> _Given problem_
In the listing below, how many lines contain the word "数字媒体"? Please respond with the number only.
——
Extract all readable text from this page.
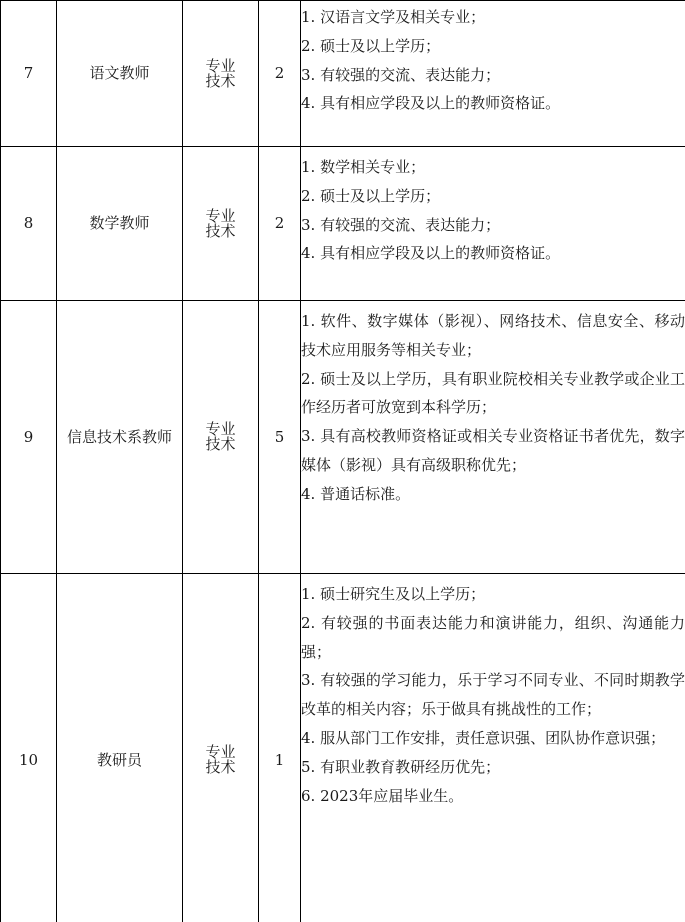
7	语文教师	专业
技术	2	1. 汉语言文学及相关专业；
2. 硕士及以上学历；
3. 有较强的交流、表达能力；
4. 具有相应学段及以上的教师资格证。

8	数学教师	专业
技术	2	1. 数学相关专业；
2. 硕士及以上学历；
3. 有较强的交流、表达能力；
4. 具有相应学段及以上的教师资格证。

9	信息技术系教师	专业
技术	5	1. 软件、数字媒体（影视）、网络技术、信息安全、移动技术应用服务等相关专业；
2. 硕士及以上学历，具有职业院校相关专业教学或企业工作经历者可放宽到本科学历；
3. 具有高校教师资格证或相关专业资格证书者优先，数字媒体（影视）具有高级职称优先；
4. 普通话标准。

10	教研员	专业
技术	1	
1. 硕士研究生及以上学历；
2. 有较强的书面表达能力和演讲能力，组织、沟通能力强；
3. 有较强的学习能力，乐于学习不同专业、不同时期教学改革的相关内容；乐于做具有挑战性的工作；
4. 服从部门工作安排，责任意识强、团队协作意识强；
5. 有职业教育教研经历优先；
6. 2023年应届毕业生。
——
> _Written solution_
2